Problem to solve.
Copy every entry precisely.
-- Start Material to process --
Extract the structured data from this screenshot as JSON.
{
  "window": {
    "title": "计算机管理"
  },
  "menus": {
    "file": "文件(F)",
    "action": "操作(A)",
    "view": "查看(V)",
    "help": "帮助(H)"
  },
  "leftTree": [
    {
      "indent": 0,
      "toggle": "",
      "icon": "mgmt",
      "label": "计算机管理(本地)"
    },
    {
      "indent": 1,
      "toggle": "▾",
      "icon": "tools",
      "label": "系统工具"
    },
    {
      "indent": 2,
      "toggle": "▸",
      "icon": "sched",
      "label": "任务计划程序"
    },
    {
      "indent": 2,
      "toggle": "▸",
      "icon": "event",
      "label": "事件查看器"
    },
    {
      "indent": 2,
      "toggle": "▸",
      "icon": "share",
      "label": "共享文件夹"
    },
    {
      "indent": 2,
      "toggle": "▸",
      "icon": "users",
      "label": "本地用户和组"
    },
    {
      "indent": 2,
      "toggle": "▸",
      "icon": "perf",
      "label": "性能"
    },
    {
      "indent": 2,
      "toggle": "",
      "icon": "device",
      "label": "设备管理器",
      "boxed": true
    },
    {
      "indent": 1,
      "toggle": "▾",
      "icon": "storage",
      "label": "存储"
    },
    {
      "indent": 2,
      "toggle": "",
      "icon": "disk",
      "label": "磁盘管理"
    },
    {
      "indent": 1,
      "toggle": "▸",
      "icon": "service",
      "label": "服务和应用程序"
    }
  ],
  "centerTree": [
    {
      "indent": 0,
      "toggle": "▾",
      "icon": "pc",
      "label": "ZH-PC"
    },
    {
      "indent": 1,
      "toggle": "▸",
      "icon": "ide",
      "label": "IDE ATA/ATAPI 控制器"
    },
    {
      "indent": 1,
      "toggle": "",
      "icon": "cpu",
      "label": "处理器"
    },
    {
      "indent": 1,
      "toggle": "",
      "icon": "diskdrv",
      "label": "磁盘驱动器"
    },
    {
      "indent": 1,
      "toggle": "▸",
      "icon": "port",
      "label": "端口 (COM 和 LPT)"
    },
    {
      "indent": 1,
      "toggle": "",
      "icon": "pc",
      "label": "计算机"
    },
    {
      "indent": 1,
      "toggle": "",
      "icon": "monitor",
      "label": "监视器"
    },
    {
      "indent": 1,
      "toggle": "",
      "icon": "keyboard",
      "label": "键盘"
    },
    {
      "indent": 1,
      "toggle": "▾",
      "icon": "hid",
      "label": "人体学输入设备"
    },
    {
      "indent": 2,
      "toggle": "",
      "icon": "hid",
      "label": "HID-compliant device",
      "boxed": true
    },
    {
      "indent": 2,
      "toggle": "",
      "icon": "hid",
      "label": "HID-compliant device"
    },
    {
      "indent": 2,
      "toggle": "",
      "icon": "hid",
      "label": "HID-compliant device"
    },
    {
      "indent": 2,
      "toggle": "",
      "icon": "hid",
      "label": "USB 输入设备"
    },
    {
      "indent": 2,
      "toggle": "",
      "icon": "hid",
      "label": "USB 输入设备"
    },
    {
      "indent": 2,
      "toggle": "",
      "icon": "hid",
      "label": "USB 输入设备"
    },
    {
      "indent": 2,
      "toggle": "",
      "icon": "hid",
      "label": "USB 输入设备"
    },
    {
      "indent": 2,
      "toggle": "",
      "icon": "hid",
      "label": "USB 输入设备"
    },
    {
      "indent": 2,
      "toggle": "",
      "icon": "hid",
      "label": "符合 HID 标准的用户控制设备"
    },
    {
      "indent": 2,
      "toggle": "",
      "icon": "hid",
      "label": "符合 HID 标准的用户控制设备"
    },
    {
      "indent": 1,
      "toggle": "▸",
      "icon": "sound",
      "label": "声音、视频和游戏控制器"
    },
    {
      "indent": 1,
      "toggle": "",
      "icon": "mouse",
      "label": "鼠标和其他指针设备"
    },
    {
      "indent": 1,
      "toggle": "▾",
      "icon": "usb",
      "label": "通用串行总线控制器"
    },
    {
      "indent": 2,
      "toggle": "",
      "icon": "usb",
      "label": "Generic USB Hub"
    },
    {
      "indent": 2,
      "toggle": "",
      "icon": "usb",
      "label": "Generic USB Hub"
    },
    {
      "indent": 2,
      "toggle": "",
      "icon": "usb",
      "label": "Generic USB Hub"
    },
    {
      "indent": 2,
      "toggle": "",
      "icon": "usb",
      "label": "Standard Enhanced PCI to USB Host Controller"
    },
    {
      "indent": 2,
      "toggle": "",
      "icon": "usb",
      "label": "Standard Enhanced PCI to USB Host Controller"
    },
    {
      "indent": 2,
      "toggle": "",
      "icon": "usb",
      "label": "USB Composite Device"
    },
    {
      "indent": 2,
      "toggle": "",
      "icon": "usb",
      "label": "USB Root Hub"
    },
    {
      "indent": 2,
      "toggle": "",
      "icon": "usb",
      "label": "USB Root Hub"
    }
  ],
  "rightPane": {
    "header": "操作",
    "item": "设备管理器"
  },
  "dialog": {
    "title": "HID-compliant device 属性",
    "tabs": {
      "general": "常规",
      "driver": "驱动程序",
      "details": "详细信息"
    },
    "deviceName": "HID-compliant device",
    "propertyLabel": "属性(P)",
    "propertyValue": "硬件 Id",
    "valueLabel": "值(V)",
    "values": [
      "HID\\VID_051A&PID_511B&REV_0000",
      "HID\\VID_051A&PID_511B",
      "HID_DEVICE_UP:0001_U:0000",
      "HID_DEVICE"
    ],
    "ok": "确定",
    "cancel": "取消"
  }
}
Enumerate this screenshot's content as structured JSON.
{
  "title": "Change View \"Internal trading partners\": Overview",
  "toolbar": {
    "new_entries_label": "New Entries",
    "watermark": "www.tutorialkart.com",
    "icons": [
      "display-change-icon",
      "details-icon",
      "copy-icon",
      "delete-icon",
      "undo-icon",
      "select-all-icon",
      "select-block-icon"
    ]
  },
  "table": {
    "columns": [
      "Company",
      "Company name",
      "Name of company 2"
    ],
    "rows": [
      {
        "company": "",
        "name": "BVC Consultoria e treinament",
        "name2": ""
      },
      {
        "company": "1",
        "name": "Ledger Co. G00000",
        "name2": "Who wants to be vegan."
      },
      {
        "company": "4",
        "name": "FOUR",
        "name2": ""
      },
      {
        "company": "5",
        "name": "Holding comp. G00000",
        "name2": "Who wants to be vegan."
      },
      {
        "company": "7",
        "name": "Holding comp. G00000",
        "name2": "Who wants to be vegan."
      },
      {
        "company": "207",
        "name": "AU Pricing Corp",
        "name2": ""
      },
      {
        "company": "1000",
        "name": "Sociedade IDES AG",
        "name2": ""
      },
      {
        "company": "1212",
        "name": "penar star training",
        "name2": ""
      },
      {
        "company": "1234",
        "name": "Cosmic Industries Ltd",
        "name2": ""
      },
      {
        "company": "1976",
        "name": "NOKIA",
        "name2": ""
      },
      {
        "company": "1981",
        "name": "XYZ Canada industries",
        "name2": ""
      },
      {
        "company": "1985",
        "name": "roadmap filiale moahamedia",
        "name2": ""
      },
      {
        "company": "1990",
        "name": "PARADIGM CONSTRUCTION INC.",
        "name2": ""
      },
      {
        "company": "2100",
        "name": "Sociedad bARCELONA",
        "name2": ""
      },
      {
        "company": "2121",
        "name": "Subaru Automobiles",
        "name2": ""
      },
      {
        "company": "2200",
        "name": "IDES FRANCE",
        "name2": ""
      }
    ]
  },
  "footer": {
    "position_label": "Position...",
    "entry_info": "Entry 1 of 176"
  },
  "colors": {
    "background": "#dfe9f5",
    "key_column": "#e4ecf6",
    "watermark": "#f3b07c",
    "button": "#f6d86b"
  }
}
-- End Material to process --
Full response.
Extract the structured data from this screenshot as JSON.
{
  "window": {
    "title": "计算机管理"
  },
  "menus": {
    "file": "文件(F)",
    "action": "操作(A)",
    "view": "查看(V)",
    "help": "帮助(H)"
  },
  "leftTree": [
    {
      "indent": 0,
      "toggle": "",
      "icon": "mgmt",
      "label": "计算机管理(本地)"
    },
    {
      "indent": 1,
      "toggle": "▾",
      "icon": "tools",
      "label": "系统工具"
    },
    {
      "indent": 2,
      "toggle": "▸",
      "icon": "sched",
      "label": "任务计划程序"
    },
    {
      "indent": 2,
      "toggle": "▸",
      "icon": "event",
      "label": "事件查看器"
    },
    {
      "indent": 2,
      "toggle": "▸",
      "icon": "share",
      "label": "共享文件夹"
    },
    {
      "indent": 2,
      "toggle": "▸",
      "icon": "users",
      "label": "本地用户和组"
    },
    {
      "indent": 2,
      "toggle": "▸",
      "icon": "perf",
      "label": "性能"
    },
    {
      "indent": 2,
      "toggle": "",
      "icon": "device",
      "label": "设备管理器",
      "boxed": true
    },
    {
      "indent": 1,
      "toggle": "▾",
      "icon": "storage",
      "label": "存储"
    },
    {
      "indent": 2,
      "toggle": "",
      "icon": "disk",
      "label": "磁盘管理"
    },
    {
      "indent": 1,
      "toggle": "▸",
      "icon": "service",
      "label": "服务和应用程序"
    }
  ],
  "centerTree": [
    {
      "indent": 0,
      "toggle": "▾",
      "icon": "pc",
      "label": "ZH-PC"
    },
    {
      "indent": 1,
      "toggle": "▸",
      "icon": "ide",
      "label": "IDE ATA/ATAPI 控制器"
    },
    {
      "indent": 1,
      "toggle": "",
      "icon": "cpu",
      "label": "处理器"
    },
    {
      "indent": 1,
      "toggle": "",
      "icon": "diskdrv",
      "label": "磁盘驱动器"
    },
    {
      "indent": 1,
      "toggle": "▸",
      "icon": "port",
      "label": "端口 (COM 和 LPT)"
    },
    {
      "indent": 1,
      "toggle": "",
      "icon": "pc",
      "label": "计算机"
    },
    {
      "indent": 1,
      "toggle": "",
      "icon": "monitor",
      "label": "监视器"
    },
    {
      "indent": 1,
      "toggle": "",
      "icon": "keyboard",
      "label": "键盘"
    },
    {
      "indent": 1,
      "toggle": "▾",
      "icon": "hid",
      "label": "人体学输入设备"
    },
    {
      "indent": 2,
      "toggle": "",
      "icon": "hid",
      "label": "HID-compliant device",
      "boxed": true
    },
    {
      "indent": 2,
      "toggle": "",
      "icon": "hid",
      "label": "HID-compliant device"
    },
    {
      "indent": 2,
      "toggle": "",
      "icon": "hid",
      "label": "HID-compliant device"
    },
    {
      "indent": 2,
      "toggle": "",
      "icon": "hid",
      "label": "USB 输入设备"
    },
    {
      "indent": 2,
      "toggle": "",
      "icon": "hid",
      "label": "USB 输入设备"
    },
    {
      "indent": 2,
      "toggle": "",
      "icon": "hid",
      "label": "USB 输入设备"
    },
    {
      "indent": 2,
      "toggle": "",
      "icon": "hid",
      "label": "USB 输入设备"
    },
    {
      "indent": 2,
      "toggle": "",
      "icon": "hid",
      "label": "USB 输入设备"
    },
    {
      "indent": 2,
      "toggle": "",
      "icon": "hid",
      "label": "符合 HID 标准的用户控制设备"
    },
    {
      "indent": 2,
      "toggle": "",
      "icon": "hid",
      "label": "符合 HID 标准的用户控制设备"
    },
    {
      "indent": 1,
      "toggle": "▸",
      "icon": "sound",
      "label": "声音、视频和游戏控制器"
    },
    {
      "indent": 1,
      "toggle": "",
      "icon": "mouse",
      "label": "鼠标和其他指针设备"
    },
    {
      "indent": 1,
      "toggle": "▾",
      "icon": "usb",
      "label": "通用串行总线控制器"
    },
    {
      "indent": 2,
      "toggle": "",
      "icon": "usb",
      "label": "Generic USB Hub"
    },
    {
      "indent": 2,
      "toggle": "",
      "icon": "usb",
      "label": "Generic USB Hub"
    },
    {
      "indent": 2,
      "toggle": "",
      "icon": "usb",
      "label": "Generic USB Hub"
    },
    {
      "indent": 2,
      "toggle": "",
      "icon": "usb",
      "label": "Standard Enhanced PCI to USB Host Controller"
    },
    {
      "indent": 2,
      "toggle": "",
      "icon": "usb",
      "label": "Standard Enhanced PCI to USB Host Controller"
    },
    {
      "indent": 2,
      "toggle": "",
      "icon": "usb",
      "label": "USB Composite Device"
    },
    {
      "indent": 2,
      "toggle": "",
      "icon": "usb",
      "label": "USB Root Hub"
    },
    {
      "indent": 2,
      "toggle": "",
      "icon": "usb",
      "label": "USB Root Hub"
    }
  ],
  "rightPane": {
    "header": "操作",
    "item": "设备管理器"
  },
  "dialog": {
    "title": "HID-compliant device 属性",
    "tabs": {
      "general": "常规",
      "driver": "驱动程序",
      "details": "详细信息"
    },
    "deviceName": "HID-compliant device",
    "propertyLabel": "属性(P)",
    "propertyValue": "硬件 Id",
    "valueLabel": "值(V)",
    "values": [
      "HID\\VID_051A&PID_511B&REV_0000",
      "HID\\VID_051A&PID_511B",
      "HID_DEVICE_UP:0001_U:0000",
      "HID_DEVICE"
    ],
    "ok": "确定",
    "cancel": "取消"
  }
}
Enumerate this screenshot's content as structured JSON.
{
  "title": "Change View \"Internal trading partners\": Overview",
  "toolbar": {
    "new_entries_label": "New Entries",
    "watermark": "www.tutorialkart.com",
    "icons": [
      "display-change-icon",
      "details-icon",
      "copy-icon",
      "delete-icon",
      "undo-icon",
      "select-all-icon",
      "select-block-icon"
    ]
  },
  "table": {
    "columns": [
      "Company",
      "Company name",
      "Name of company 2"
    ],
    "rows": [
      {
        "company": "",
        "name": "BVC Consultoria e treinament",
        "name2": ""
      },
      {
        "company": "1",
        "name": "Ledger Co. G00000",
        "name2": "Who wants to be vegan."
      },
      {
        "company": "4",
        "name": "FOUR",
        "name2": ""
      },
      {
        "company": "5",
        "name": "Holding comp. G00000",
        "name2": "Who wants to be vegan."
      },
      {
        "company": "7",
        "name": "Holding comp. G00000",
        "name2": "Who wants to be vegan."
      },
      {
        "company": "207",
        "name": "AU Pricing Corp",
        "name2": ""
      },
      {
        "company": "1000",
        "name": "Sociedade IDES AG",
        "name2": ""
      },
      {
        "company": "1212",
        "name": "penar star training",
        "name2": ""
      },
      {
        "company": "1234",
        "name": "Cosmic Industries Ltd",
        "name2": ""
      },
      {
        "company": "1976",
        "name": "NOKIA",
        "name2": ""
      },
      {
        "company": "1981",
        "name": "XYZ Canada industries",
        "name2": ""
      },
      {
        "company": "1985",
        "name": "roadmap filiale moahamedia",
        "name2": ""
      },
      {
        "company": "1990",
        "name": "PARADIGM CONSTRUCTION INC.",
        "name2": ""
      },
      {
        "company": "2100",
        "name": "Sociedad bARCELONA",
        "name2": ""
      },
      {
        "company": "2121",
        "name": "Subaru Automobiles",
        "name2": ""
      },
      {
        "company": "2200",
        "name": "IDES FRANCE",
        "name2": ""
      }
    ]
  },
  "footer": {
    "position_label": "Position...",
    "entry_info": "Entry 1 of 176"
  },
  "colors": {
    "background": "#dfe9f5",
    "key_column": "#e4ecf6",
    "watermark": "#f3b07c",
    "button": "#f6d86b"
  }
}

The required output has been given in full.